• [QUOTED PASSAGE]:
From left, Memorial alumnus Chad Stride, School of Music professor Dr. Doug Dunsmore and Dr. Tom Gordon, director, are all smiles as they sit in the newly-refurbished D. F. Cook Recital Hall. The facility, which has hosted thousands of budding performers and established musicians over the years, was recently re-painted, new carpet was laid and new seats were installed. A grand re-opening of the Cook is set for Sept. 11, 2006. (Photo by Chris Hammond.)

 

The School of Music has been hitting all the right notes lately, making headlines and attracting attention that’s reverberated well beyond the university.

In fact, it’s still riding high after an enthusiastic semester that netted top awards, professional praise and personal achievement for its students, faculty and alumni.

That success underscores the school’s importance in helping energize and contribute to the music scene locally, provincially and internationally, insisted Dr. Tom Gordon, director of the school, the largest of its kind in Atlantic Canada.

He beamed with pride recently as he recalled the seemingly endless list of accomplishments noted within the past few months.

“It really has been an amazing time at the school. The music program is 30 years old this year. We’re the youngest program on the St. John’s campus but we have had a lot of things happen in those years,” he said with a wide smile.

You’d have to look no further than this past semester to appreciate Dr. Gordon’s pride.

For starters, the chamber choir, under the direction of Dr. Doug Dunsmore, took a top prize at the CBC/Radio Canada National Radio Competition for Amateur Choirs; while Lady Cove Women’s Choir, which is directed by Kellie Walsh, the first graduate of the school’s new M.Mus. program in choral conducting, won in a different category at the same event.

• [PROMPT 1]: Rewrite the School of Music article between "That success underscores" and "in Atlantic Canada.", inclusive, substituting "invigorate" for "energize".
• [PROMPT 2]:
Answer these questions from the School of Music article:
(a) On what date is the grand re-opening of the Cook set?
(b) How old is the music program this year?
(c) Who directs Lady Cove Women's Choir?

• [MATERIAL]:

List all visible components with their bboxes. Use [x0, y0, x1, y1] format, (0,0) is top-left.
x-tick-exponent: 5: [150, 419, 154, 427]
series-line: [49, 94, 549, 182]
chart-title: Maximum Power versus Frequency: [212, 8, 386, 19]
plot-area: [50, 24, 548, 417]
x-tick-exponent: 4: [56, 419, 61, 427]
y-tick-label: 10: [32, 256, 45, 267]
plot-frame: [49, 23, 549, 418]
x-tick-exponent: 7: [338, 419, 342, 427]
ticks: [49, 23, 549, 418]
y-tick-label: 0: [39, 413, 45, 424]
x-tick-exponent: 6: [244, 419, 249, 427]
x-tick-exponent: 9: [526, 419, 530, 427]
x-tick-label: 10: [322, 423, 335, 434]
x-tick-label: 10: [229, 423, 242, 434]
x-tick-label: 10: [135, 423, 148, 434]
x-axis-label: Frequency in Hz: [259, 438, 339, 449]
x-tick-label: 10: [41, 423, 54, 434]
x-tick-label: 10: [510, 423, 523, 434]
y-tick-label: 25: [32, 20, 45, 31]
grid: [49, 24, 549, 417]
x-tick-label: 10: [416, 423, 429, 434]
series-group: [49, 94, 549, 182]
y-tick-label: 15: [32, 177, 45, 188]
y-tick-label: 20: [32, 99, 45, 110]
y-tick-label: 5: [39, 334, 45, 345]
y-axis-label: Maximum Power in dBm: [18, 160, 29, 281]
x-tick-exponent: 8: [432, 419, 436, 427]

--

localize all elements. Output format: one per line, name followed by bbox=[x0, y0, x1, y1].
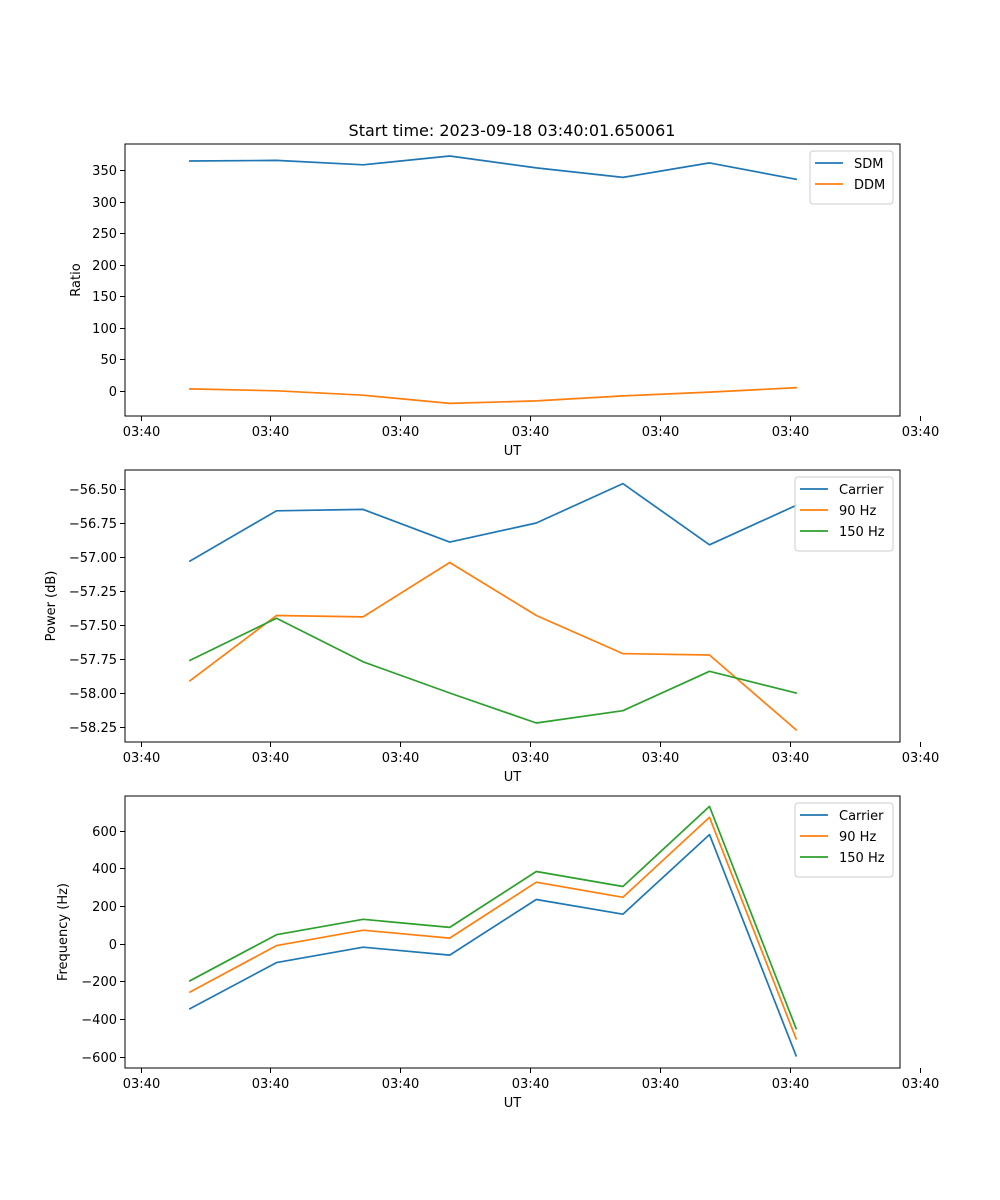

• [CORRECT ANSWER 1]:
That success underscores the school’s importance in helping invigorate and contribute to the music scene locally, provincially and internationally, insisted Dr. Tom Gordon, director of the school, the largest of its kind in Atlantic Canada.

• [CORRECT ANSWER 2]:
(a) Sept. 11, 2006
(b) 30 years old
(c) Kellie Walsh